Exercise requirements: Each line should be copied exactly.
** START Given entries **
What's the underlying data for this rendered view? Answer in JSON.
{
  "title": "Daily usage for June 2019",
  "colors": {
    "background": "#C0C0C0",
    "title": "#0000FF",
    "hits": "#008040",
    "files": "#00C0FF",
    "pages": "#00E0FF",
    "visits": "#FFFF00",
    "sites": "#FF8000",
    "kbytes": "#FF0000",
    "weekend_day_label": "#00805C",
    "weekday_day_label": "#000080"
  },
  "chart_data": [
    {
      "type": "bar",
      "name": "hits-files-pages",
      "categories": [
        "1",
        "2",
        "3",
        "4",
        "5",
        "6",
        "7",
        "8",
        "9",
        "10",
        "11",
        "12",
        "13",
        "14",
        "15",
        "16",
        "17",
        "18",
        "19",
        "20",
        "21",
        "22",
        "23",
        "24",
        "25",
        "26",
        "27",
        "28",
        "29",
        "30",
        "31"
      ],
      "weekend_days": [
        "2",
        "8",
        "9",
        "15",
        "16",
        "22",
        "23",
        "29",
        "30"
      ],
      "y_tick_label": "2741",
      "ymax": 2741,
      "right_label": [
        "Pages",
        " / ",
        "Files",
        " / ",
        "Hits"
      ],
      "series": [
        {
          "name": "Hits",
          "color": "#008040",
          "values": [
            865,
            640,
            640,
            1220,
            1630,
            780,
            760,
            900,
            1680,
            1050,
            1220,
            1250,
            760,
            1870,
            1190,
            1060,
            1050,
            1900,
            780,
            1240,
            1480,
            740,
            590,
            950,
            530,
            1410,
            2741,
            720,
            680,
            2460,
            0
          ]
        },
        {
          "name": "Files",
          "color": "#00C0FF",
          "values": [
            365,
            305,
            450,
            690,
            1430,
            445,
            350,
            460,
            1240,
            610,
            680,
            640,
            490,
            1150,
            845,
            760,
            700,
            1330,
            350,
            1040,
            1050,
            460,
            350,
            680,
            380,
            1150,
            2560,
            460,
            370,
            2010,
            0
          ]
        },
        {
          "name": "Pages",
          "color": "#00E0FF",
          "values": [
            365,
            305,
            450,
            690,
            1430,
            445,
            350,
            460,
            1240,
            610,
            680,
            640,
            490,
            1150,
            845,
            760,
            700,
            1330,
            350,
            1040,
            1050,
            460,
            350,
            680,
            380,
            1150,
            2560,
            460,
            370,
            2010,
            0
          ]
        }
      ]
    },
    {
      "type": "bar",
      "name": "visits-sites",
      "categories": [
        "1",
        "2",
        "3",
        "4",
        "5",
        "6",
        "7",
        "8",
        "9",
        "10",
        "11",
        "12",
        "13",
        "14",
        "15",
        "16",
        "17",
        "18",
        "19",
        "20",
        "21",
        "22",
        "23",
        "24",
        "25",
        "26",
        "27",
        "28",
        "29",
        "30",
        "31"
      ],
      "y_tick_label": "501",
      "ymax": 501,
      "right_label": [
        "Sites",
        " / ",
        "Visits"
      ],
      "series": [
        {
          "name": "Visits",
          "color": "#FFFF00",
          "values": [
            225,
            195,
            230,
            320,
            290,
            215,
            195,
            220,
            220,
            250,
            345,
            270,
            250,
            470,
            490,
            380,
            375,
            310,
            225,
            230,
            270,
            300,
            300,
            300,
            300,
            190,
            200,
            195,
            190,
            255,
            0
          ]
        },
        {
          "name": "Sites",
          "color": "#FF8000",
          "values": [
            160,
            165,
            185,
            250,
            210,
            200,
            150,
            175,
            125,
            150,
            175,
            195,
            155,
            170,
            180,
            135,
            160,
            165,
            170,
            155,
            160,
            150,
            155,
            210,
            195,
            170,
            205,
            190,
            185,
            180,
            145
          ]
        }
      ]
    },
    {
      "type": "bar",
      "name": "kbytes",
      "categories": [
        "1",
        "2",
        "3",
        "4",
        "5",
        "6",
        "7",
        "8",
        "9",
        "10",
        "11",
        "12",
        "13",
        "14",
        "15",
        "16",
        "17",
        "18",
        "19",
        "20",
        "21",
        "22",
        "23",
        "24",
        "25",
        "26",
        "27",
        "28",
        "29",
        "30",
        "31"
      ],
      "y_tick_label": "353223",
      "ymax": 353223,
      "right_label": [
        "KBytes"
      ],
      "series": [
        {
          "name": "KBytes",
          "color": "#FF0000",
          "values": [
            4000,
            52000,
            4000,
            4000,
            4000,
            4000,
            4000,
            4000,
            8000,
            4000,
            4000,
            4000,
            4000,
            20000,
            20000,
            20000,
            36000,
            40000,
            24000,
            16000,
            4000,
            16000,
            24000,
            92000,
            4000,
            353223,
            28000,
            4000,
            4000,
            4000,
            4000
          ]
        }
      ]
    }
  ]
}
** END Given entries **
Response to the exercise:
What's the underlying data for this rendered view? Answer in JSON.
{
  "title": "Daily usage for June 2019",
  "colors": {
    "background": "#C0C0C0",
    "title": "#0000FF",
    "hits": "#008040",
    "files": "#00C0FF",
    "pages": "#00E0FF",
    "visits": "#FFFF00",
    "sites": "#FF8000",
    "kbytes": "#FF0000",
    "weekend_day_label": "#00805C",
    "weekday_day_label": "#000080"
  },
  "chart_data": [
    {
      "type": "bar",
      "name": "hits-files-pages",
      "categories": [
        "1",
        "2",
        "3",
        "4",
        "5",
        "6",
        "7",
        "8",
        "9",
        "10",
        "11",
        "12",
        "13",
        "14",
        "15",
        "16",
        "17",
        "18",
        "19",
        "20",
        "21",
        "22",
        "23",
        "24",
        "25",
        "26",
        "27",
        "28",
        "29",
        "30",
        "31"
      ],
      "weekend_days": [
        "2",
        "8",
        "9",
        "15",
        "16",
        "22",
        "23",
        "29",
        "30"
      ],
      "y_tick_label": "2741",
      "ymax": 2741,
      "right_label": [
        "Pages",
        " / ",
        "Files",
        " / ",
        "Hits"
      ],
      "series": [
        {
          "name": "Hits",
          "color": "#008040",
          "values": [
            865,
            640,
            640,
            1220,
            1630,
            780,
            760,
            900,
            1680,
            1050,
            1220,
            1250,
            760,
            1870,
            1190,
            1060,
            1050,
            1900,
            780,
            1240,
            1480,
            740,
            590,
            950,
            530,
            1410,
            2741,
            720,
            680,
            2460,
            0
          ]
        },
        {
          "name": "Files",
          "color": "#00C0FF",
          "values": [
            365,
            305,
            450,
            690,
            1430,
            445,
            350,
            460,
            1240,
            610,
            680,
            640,
            490,
            1150,
            845,
            760,
            700,
            1330,
            350,
            1040,
            1050,
            460,
            350,
            680,
            380,
            1150,
            2560,
            460,
            370,
            2010,
            0
          ]
        },
        {
          "name": "Pages",
          "color": "#00E0FF",
          "values": [
            365,
            305,
            450,
            690,
            1430,
            445,
            350,
            460,
            1240,
            610,
            680,
            640,
            490,
            1150,
            845,
            760,
            700,
            1330,
            350,
            1040,
            1050,
            460,
            350,
            680,
            380,
            1150,
            2560,
            460,
            370,
            2010,
            0
          ]
        }
      ]
    },
    {
      "type": "bar",
      "name": "visits-sites",
      "categories": [
        "1",
        "2",
        "3",
        "4",
        "5",
        "6",
        "7",
        "8",
        "9",
        "10",
        "11",
        "12",
        "13",
        "14",
        "15",
        "16",
        "17",
        "18",
        "19",
        "20",
        "21",
        "22",
        "23",
        "24",
        "25",
        "26",
        "27",
        "28",
        "29",
        "30",
        "31"
      ],
      "y_tick_label": "501",
      "ymax": 501,
      "right_label": [
        "Sites",
        " / ",
        "Visits"
      ],
      "series": [
        {
          "name": "Visits",
          "color": "#FFFF00",
          "values": [
            225,
            195,
            230,
            320,
            290,
            215,
            195,
            220,
            220,
            250,
            345,
            270,
            250,
            470,
            490,
            380,
            375,
            310,
            225,
            230,
            270,
            300,
            300,
            300,
            300,
            190,
            200,
            195,
            190,
            255,
            0
          ]
        },
        {
          "name": "Sites",
          "color": "#FF8000",
          "values": [
            160,
            165,
            185,
            250,
            210,
            200,
            150,
            175,
            125,
            150,
            175,
            195,
            155,
            170,
            180,
            135,
            160,
            165,
            170,
            155,
            160,
            150,
            155,
            210,
            195,
            170,
            205,
            190,
            185,
            180,
            145
          ]
        }
      ]
    },
    {
      "type": "bar",
      "name": "kbytes",
      "categories": [
        "1",
        "2",
        "3",
        "4",
        "5",
        "6",
        "7",
        "8",
        "9",
        "10",
        "11",
        "12",
        "13",
        "14",
        "15",
        "16",
        "17",
        "18",
        "19",
        "20",
        "21",
        "22",
        "23",
        "24",
        "25",
        "26",
        "27",
        "28",
        "29",
        "30",
        "31"
      ],
      "y_tick_label": "353223",
      "ymax": 353223,
      "right_label": [
        "KBytes"
      ],
      "series": [
        {
          "name": "KBytes",
          "color": "#FF0000",
          "values": [
            4000,
            52000,
            4000,
            4000,
            4000,
            4000,
            4000,
            4000,
            8000,
            4000,
            4000,
            4000,
            4000,
            20000,
            20000,
            20000,
            36000,
            40000,
            24000,
            16000,
            4000,
            16000,
            24000,
            92000,
            4000,
            353223,
            28000,
            4000,
            4000,
            4000,
            4000
          ]
        }
      ]
    }
  ]
}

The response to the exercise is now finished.